EXERCISE AIM → Extract each line holding the word "TAPER" from the entries.

-- begin --

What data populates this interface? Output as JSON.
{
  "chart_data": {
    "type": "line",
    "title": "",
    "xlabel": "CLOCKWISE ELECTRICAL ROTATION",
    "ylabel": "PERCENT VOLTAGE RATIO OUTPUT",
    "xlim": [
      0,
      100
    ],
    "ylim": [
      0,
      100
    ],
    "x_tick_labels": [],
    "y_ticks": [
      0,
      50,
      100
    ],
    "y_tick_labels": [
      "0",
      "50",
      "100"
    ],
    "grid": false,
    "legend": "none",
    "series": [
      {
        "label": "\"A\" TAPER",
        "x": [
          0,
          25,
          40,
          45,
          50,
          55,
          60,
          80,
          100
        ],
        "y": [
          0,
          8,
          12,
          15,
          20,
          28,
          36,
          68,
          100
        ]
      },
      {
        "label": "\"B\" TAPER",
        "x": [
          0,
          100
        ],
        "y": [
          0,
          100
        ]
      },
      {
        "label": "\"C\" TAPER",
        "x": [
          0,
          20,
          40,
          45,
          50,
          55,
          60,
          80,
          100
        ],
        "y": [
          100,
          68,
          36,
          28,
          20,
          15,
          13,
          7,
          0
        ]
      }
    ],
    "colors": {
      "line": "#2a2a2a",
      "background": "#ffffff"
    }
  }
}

-- end --

COMPLETED TASK →
        "label": "\"A\" TAPER",
        "label": "\"B\" TAPER",
        "label": "\"C\" TAPER",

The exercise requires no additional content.